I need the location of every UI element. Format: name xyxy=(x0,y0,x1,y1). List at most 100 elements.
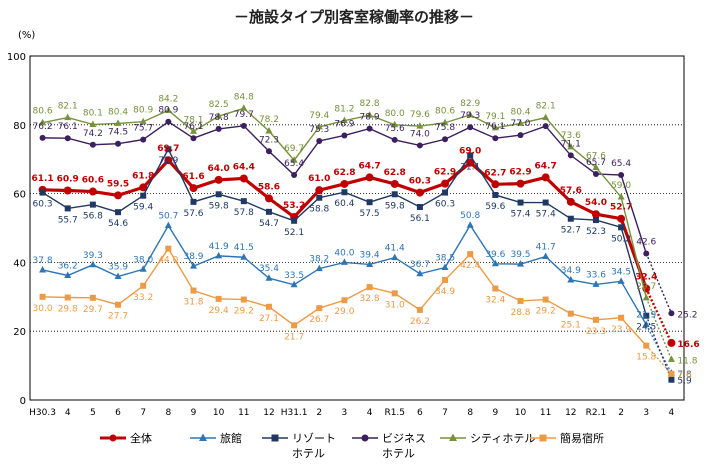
data-label: 35.4 xyxy=(259,264,279,274)
data-point xyxy=(165,245,172,252)
x-tick-label: 5 xyxy=(90,408,96,418)
data-point xyxy=(442,189,449,196)
data-label: 56.8 xyxy=(83,212,103,222)
data-label: 54.6 xyxy=(108,219,128,229)
data-point xyxy=(140,282,147,289)
data-point xyxy=(618,224,625,231)
data-label: 80.1 xyxy=(83,108,103,118)
data-label: 64.7 xyxy=(535,161,557,171)
data-point xyxy=(316,137,323,144)
data-point xyxy=(517,199,524,206)
y-tick-label: 80 xyxy=(13,121,26,132)
data-point xyxy=(190,127,197,134)
data-point xyxy=(340,179,349,188)
data-label: 50.8 xyxy=(460,211,480,221)
data-point xyxy=(467,124,474,131)
data-label: 80.6 xyxy=(435,107,455,117)
data-point xyxy=(591,210,600,219)
data-label: 53.2 xyxy=(283,201,305,211)
x-tick-label: 7 xyxy=(140,408,146,418)
data-point xyxy=(592,170,599,177)
data-label: 41.7 xyxy=(536,243,556,253)
data-label: 27.1 xyxy=(259,314,279,324)
data-label: 72.3 xyxy=(259,135,279,145)
data-label: 38.2 xyxy=(309,255,329,265)
data-label: 27.7 xyxy=(108,312,128,322)
data-label: 21.9 xyxy=(636,311,656,321)
data-label: 42.6 xyxy=(636,237,656,247)
data-point xyxy=(491,180,500,189)
data-label: 57.8 xyxy=(234,208,254,218)
data-point xyxy=(291,217,298,224)
data-point xyxy=(466,221,474,228)
data-label: 7.8 xyxy=(677,370,692,380)
series-6 xyxy=(39,245,675,377)
data-point xyxy=(164,106,172,113)
legend-item: 簡易宿所 xyxy=(530,431,604,445)
data-point xyxy=(517,297,524,304)
data-label: 59.8 xyxy=(209,201,229,211)
data-point xyxy=(64,135,71,142)
data-label: 40.0 xyxy=(334,248,354,258)
data-point xyxy=(340,116,348,124)
data-point xyxy=(64,294,71,301)
data-label: 75.7 xyxy=(133,124,153,134)
data-label: 82.1 xyxy=(58,102,78,112)
data-point xyxy=(165,146,172,153)
data-point xyxy=(416,122,424,129)
data-label: 64.4 xyxy=(233,162,255,172)
data-point xyxy=(114,191,123,200)
data-point xyxy=(491,123,499,131)
data-label: 26.7 xyxy=(309,315,329,325)
data-point xyxy=(391,253,399,261)
data-point xyxy=(64,271,72,278)
x-tick-label: 12 xyxy=(263,408,274,418)
data-label: 36.7 xyxy=(410,260,430,270)
data-point xyxy=(240,104,248,111)
data-label: 39.5 xyxy=(510,250,530,260)
data-point xyxy=(39,118,47,126)
data-label: 57.4 xyxy=(510,210,530,220)
data-point xyxy=(341,132,348,139)
data-point xyxy=(542,113,550,121)
data-point xyxy=(315,186,324,195)
data-point xyxy=(291,172,298,179)
data-point xyxy=(667,338,676,347)
x-tick-label: 8 xyxy=(165,408,171,418)
data-point xyxy=(214,175,223,184)
data-point xyxy=(618,172,625,179)
data-label: 79.4 xyxy=(309,111,329,121)
data-label: 41.4 xyxy=(385,244,405,254)
data-label: 29.2 xyxy=(234,307,254,317)
data-label: 62.7 xyxy=(484,168,506,178)
data-label: 76.9 xyxy=(334,119,354,129)
data-label: 21.7 xyxy=(284,332,304,342)
data-label: 29.0 xyxy=(334,307,354,317)
data-label: 38.0 xyxy=(133,255,153,265)
data-point xyxy=(39,134,46,141)
data-point xyxy=(291,322,298,329)
data-point xyxy=(366,125,373,132)
data-label: 56.1 xyxy=(410,214,430,224)
series-group xyxy=(38,104,676,383)
data-label: 33.6 xyxy=(586,270,606,280)
data-label: 32.4 xyxy=(635,273,657,283)
data-point xyxy=(89,141,96,148)
data-point xyxy=(190,262,197,269)
x-tick-label: 4 xyxy=(65,408,71,418)
x-tick-label: 12 xyxy=(565,408,576,418)
data-point xyxy=(467,251,474,258)
data-point xyxy=(115,209,122,216)
data-point xyxy=(442,276,449,283)
data-label: 60.3 xyxy=(33,200,53,210)
data-label: 80.4 xyxy=(108,107,128,117)
data-label: 69.7 xyxy=(157,144,179,154)
data-point xyxy=(566,197,575,206)
y-tick-label: 100 xyxy=(7,52,26,63)
data-label: 60.6 xyxy=(82,176,104,186)
data-point xyxy=(466,110,474,118)
legend-label: 全体 xyxy=(130,431,152,445)
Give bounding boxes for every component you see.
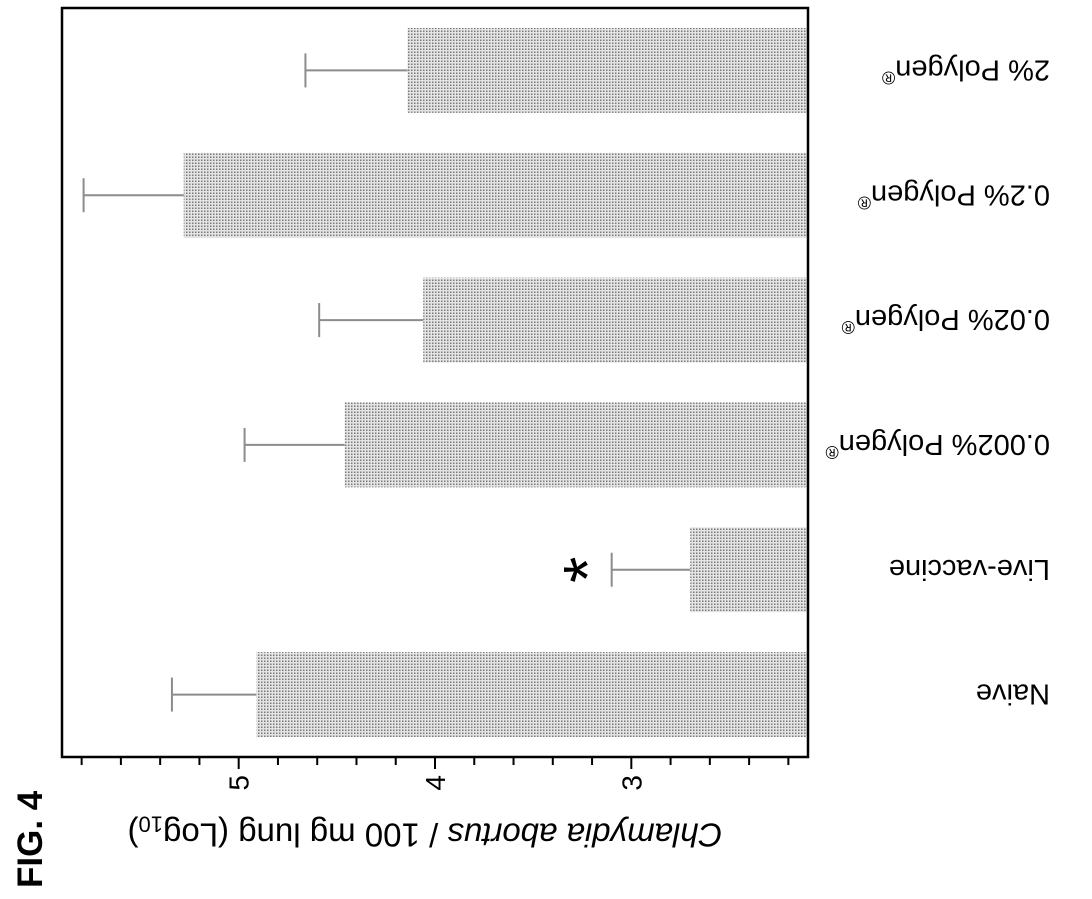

==============================

- **Requirement**
Can you rewrite the lines from the one containing "data-label: 35.4 xyxy=(259,264,279,274)" through the one containing "data-point xyxy=(64,294,71,301)", inclusive, with every "data-label" changed to "value-label" and nothing else altered?

- **Answer below**
value-label: 35.4 xyxy=(259,264,279,274)
data-point xyxy=(165,245,172,252)
x-tick-label: 5 xyxy=(90,408,96,418)
data-point xyxy=(442,189,449,196)
value-label: 56.8 xyxy=(83,212,103,222)
value-label: 54.6 xyxy=(108,219,128,229)
data-point xyxy=(140,282,147,289)
data-point xyxy=(618,224,625,231)
value-label: 80.1 xyxy=(83,108,103,118)
value-label: 64.7 xyxy=(535,161,557,171)
data-point xyxy=(316,137,323,144)
data-point xyxy=(517,199,524,206)
y-tick-label: 80 xyxy=(13,121,26,132)
data-point xyxy=(190,127,197,134)
data-point xyxy=(340,179,349,188)
value-label: 50.8 xyxy=(460,211,480,221)
data-point xyxy=(467,124,474,131)
value-label: 80.6 xyxy=(435,107,455,117)
data-point xyxy=(591,210,600,219)
value-label: 53.2 xyxy=(283,201,305,211)
x-tick-label: 7 xyxy=(140,408,146,418)
data-point xyxy=(592,170,599,177)
value-label: 41.7 xyxy=(536,243,556,253)
value-label: 27.1 xyxy=(259,314,279,324)
value-label: 72.3 xyxy=(259,135,279,145)
value-label: 38.2 xyxy=(309,255,329,265)
value-label: 27.7 xyxy=(108,312,128,322)
value-label: 21.9 xyxy=(636,311,656,321)
value-label: 42.6 xyxy=(636,237,656,247)
data-point xyxy=(491,180,500,189)
value-label: 57.8 xyxy=(234,208,254,218)
data-point xyxy=(291,217,298,224)
data-point xyxy=(466,221,474,228)
value-label: 7.8 xyxy=(677,370,692,380)
series-6 xyxy=(39,245,675,377)
data-point xyxy=(164,106,172,113)
legend-item: 簡易宿所 xyxy=(530,431,604,445)
data-point xyxy=(517,297,524,304)
value-label: 59.8 xyxy=(209,201,229,211)
data-point xyxy=(64,135,71,142)
value-label: 40.0 xyxy=(334,248,354,258)
data-point xyxy=(340,116,348,124)
data-point xyxy=(64,294,71,301)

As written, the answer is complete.